### OBJECTIVE
Give the entries again, word for word.

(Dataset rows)
[Begin]

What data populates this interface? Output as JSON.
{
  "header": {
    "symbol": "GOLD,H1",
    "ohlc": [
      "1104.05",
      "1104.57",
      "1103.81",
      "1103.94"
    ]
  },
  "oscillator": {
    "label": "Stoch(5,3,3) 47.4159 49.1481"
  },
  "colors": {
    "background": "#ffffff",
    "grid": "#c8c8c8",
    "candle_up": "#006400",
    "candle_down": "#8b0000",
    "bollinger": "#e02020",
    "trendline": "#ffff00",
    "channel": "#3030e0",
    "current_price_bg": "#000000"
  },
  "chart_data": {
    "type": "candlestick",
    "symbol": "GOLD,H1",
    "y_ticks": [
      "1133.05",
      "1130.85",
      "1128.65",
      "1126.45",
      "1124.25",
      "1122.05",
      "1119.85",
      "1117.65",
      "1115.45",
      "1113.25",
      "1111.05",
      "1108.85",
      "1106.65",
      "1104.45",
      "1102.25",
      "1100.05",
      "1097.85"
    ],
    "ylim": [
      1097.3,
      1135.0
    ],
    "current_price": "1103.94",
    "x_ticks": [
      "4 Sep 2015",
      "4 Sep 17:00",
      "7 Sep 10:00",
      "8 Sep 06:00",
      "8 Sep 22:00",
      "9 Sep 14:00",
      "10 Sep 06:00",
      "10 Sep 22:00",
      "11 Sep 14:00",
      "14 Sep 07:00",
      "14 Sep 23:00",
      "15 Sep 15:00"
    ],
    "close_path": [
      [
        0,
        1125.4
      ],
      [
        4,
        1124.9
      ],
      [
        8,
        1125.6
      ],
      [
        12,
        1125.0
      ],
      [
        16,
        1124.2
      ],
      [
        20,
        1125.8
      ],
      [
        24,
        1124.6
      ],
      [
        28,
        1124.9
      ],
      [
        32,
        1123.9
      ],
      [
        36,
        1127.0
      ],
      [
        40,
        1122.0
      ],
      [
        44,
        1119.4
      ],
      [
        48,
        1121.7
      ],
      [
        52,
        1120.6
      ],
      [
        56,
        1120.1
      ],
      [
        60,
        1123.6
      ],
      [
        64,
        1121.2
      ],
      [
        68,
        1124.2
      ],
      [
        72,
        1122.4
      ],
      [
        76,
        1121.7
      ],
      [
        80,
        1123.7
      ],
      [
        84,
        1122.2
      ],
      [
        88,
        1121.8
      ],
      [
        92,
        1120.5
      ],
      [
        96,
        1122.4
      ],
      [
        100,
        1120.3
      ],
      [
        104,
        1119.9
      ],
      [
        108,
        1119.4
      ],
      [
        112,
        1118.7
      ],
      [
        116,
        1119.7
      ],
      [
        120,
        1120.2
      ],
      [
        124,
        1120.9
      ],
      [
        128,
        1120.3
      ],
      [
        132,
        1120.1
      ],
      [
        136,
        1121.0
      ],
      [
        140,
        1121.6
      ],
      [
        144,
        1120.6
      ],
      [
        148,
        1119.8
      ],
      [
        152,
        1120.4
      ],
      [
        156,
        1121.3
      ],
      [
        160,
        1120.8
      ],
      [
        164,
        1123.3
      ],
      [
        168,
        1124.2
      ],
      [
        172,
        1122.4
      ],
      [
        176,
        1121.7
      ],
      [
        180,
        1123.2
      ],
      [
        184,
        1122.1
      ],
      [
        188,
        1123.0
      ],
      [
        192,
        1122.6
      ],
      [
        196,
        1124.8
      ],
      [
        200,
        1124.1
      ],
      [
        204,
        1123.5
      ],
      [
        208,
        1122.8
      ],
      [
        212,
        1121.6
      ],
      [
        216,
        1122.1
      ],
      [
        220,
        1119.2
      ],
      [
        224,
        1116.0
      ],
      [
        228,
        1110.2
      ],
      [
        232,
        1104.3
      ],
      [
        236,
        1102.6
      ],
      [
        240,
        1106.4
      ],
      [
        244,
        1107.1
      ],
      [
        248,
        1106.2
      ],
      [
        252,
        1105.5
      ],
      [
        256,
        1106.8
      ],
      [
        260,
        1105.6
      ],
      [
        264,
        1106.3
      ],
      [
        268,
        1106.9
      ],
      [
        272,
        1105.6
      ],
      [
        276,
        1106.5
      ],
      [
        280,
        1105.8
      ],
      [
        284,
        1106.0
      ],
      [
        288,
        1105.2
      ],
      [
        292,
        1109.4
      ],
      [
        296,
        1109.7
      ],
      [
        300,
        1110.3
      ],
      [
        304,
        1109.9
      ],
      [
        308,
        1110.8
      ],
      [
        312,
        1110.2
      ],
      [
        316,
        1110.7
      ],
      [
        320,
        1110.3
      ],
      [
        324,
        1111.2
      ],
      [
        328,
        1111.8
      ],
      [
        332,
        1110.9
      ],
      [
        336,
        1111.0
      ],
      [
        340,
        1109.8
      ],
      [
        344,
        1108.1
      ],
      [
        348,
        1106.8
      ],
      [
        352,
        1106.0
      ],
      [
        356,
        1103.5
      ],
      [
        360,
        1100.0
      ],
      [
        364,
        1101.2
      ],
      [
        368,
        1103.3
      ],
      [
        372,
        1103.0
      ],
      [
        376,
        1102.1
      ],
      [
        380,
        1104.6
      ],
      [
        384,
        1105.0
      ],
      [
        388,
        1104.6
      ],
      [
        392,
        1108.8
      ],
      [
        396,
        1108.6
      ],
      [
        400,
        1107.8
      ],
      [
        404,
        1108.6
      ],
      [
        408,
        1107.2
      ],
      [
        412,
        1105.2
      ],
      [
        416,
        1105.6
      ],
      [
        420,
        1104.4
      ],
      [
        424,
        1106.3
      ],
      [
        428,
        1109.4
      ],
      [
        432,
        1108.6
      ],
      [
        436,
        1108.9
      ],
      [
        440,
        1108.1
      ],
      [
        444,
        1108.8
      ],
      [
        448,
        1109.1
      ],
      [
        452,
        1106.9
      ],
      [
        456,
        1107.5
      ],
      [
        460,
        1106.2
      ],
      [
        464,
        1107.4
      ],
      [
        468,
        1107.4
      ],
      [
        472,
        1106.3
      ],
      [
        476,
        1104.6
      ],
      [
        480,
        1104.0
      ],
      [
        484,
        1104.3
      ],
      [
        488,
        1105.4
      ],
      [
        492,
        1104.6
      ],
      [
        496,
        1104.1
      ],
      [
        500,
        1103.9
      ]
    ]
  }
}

[End]

### TASK SOLUTION
What data populates this interface? Output as JSON.
{
  "header": {
    "symbol": "GOLD,H1",
    "ohlc": [
      "1104.05",
      "1104.57",
      "1103.81",
      "1103.94"
    ]
  },
  "oscillator": {
    "label": "Stoch(5,3,3) 47.4159 49.1481"
  },
  "colors": {
    "background": "#ffffff",
    "grid": "#c8c8c8",
    "candle_up": "#006400",
    "candle_down": "#8b0000",
    "bollinger": "#e02020",
    "trendline": "#ffff00",
    "channel": "#3030e0",
    "current_price_bg": "#000000"
  },
  "chart_data": {
    "type": "candlestick",
    "symbol": "GOLD,H1",
    "y_ticks": [
      "1133.05",
      "1130.85",
      "1128.65",
      "1126.45",
      "1124.25",
      "1122.05",
      "1119.85",
      "1117.65",
      "1115.45",
      "1113.25",
      "1111.05",
      "1108.85",
      "1106.65",
      "1104.45",
      "1102.25",
      "1100.05",
      "1097.85"
    ],
    "ylim": [
      1097.3,
      1135.0
    ],
    "current_price": "1103.94",
    "x_ticks": [
      "4 Sep 2015",
      "4 Sep 17:00",
      "7 Sep 10:00",
      "8 Sep 06:00",
      "8 Sep 22:00",
      "9 Sep 14:00",
      "10 Sep 06:00",
      "10 Sep 22:00",
      "11 Sep 14:00",
      "14 Sep 07:00",
      "14 Sep 23:00",
      "15 Sep 15:00"
    ],
    "close_path": [
      [
        0,
        1125.4
      ],
      [
        4,
        1124.9
      ],
      [
        8,
        1125.6
      ],
      [
        12,
        1125.0
      ],
      [
        16,
        1124.2
      ],
      [
        20,
        1125.8
      ],
      [
        24,
        1124.6
      ],
      [
        28,
        1124.9
      ],
      [
        32,
        1123.9
      ],
      [
        36,
        1127.0
      ],
      [
        40,
        1122.0
      ],
      [
        44,
        1119.4
      ],
      [
        48,
        1121.7
      ],
      [
        52,
        1120.6
      ],
      [
        56,
        1120.1
      ],
      [
        60,
        1123.6
      ],
      [
        64,
        1121.2
      ],
      [
        68,
        1124.2
      ],
      [
        72,
        1122.4
      ],
      [
        76,
        1121.7
      ],
      [
        80,
        1123.7
      ],
      [
        84,
        1122.2
      ],
      [
        88,
        1121.8
      ],
      [
        92,
        1120.5
      ],
      [
        96,
        1122.4
      ],
      [
        100,
        1120.3
      ],
      [
        104,
        1119.9
      ],
      [
        108,
        1119.4
      ],
      [
        112,
        1118.7
      ],
      [
        116,
        1119.7
      ],
      [
        120,
        1120.2
      ],
      [
        124,
        1120.9
      ],
      [
        128,
        1120.3
      ],
      [
        132,
        1120.1
      ],
      [
        136,
        1121.0
      ],
      [
        140,
        1121.6
      ],
      [
        144,
        1120.6
      ],
      [
        148,
        1119.8
      ],
      [
        152,
        1120.4
      ],
      [
        156,
        1121.3
      ],
      [
        160,
        1120.8
      ],
      [
        164,
        1123.3
      ],
      [
        168,
        1124.2
      ],
      [
        172,
        1122.4
      ],
      [
        176,
        1121.7
      ],
      [
        180,
        1123.2
      ],
      [
        184,
        1122.1
      ],
      [
        188,
        1123.0
      ],
      [
        192,
        1122.6
      ],
      [
        196,
        1124.8
      ],
      [
        200,
        1124.1
      ],
      [
        204,
        1123.5
      ],
      [
        208,
        1122.8
      ],
      [
        212,
        1121.6
      ],
      [
        216,
        1122.1
      ],
      [
        220,
        1119.2
      ],
      [
        224,
        1116.0
      ],
      [
        228,
        1110.2
      ],
      [
        232,
        1104.3
      ],
      [
        236,
        1102.6
      ],
      [
        240,
        1106.4
      ],
      [
        244,
        1107.1
      ],
      [
        248,
        1106.2
      ],
      [
        252,
        1105.5
      ],
      [
        256,
        1106.8
      ],
      [
        260,
        1105.6
      ],
      [
        264,
        1106.3
      ],
      [
        268,
        1106.9
      ],
      [
        272,
        1105.6
      ],
      [
        276,
        1106.5
      ],
      [
        280,
        1105.8
      ],
      [
        284,
        1106.0
      ],
      [
        288,
        1105.2
      ],
      [
        292,
        1109.4
      ],
      [
        296,
        1109.7
      ],
      [
        300,
        1110.3
      ],
      [
        304,
        1109.9
      ],
      [
        308,
        1110.8
      ],
      [
        312,
        1110.2
      ],
      [
        316,
        1110.7
      ],
      [
        320,
        1110.3
      ],
      [
        324,
        1111.2
      ],
      [
        328,
        1111.8
      ],
      [
        332,
        1110.9
      ],
      [
        336,
        1111.0
      ],
      [
        340,
        1109.8
      ],
      [
        344,
        1108.1
      ],
      [
        348,
        1106.8
      ],
      [
        352,
        1106.0
      ],
      [
        356,
        1103.5
      ],
      [
        360,
        1100.0
      ],
      [
        364,
        1101.2
      ],
      [
        368,
        1103.3
      ],
      [
        372,
        1103.0
      ],
      [
        376,
        1102.1
      ],
      [
        380,
        1104.6
      ],
      [
        384,
        1105.0
      ],
      [
        388,
        1104.6
      ],
      [
        392,
        1108.8
      ],
      [
        396,
        1108.6
      ],
      [
        400,
        1107.8
      ],
      [
        404,
        1108.6
      ],
      [
        408,
        1107.2
      ],
      [
        412,
        1105.2
      ],
      [
        416,
        1105.6
      ],
      [
        420,
        1104.4
      ],
      [
        424,
        1106.3
      ],
      [
        428,
        1109.4
      ],
      [
        432,
        1108.6
      ],
      [
        436,
        1108.9
      ],
      [
        440,
        1108.1
      ],
      [
        444,
        1108.8
      ],
      [
        448,
        1109.1
      ],
      [
        452,
        1106.9
      ],
      [
        456,
        1107.5
      ],
      [
        460,
        1106.2
      ],
      [
        464,
        1107.4
      ],
      [
        468,
        1107.4
      ],
      [
        472,
        1106.3
      ],
      [
        476,
        1104.6
      ],
      [
        480,
        1104.0
      ],
      [
        484,
        1104.3
      ],
      [
        488,
        1105.4
      ],
      [
        492,
        1104.6
      ],
      [
        496,
        1104.1
      ],
      [
        500,
        1103.9
      ]
    ]
  }
}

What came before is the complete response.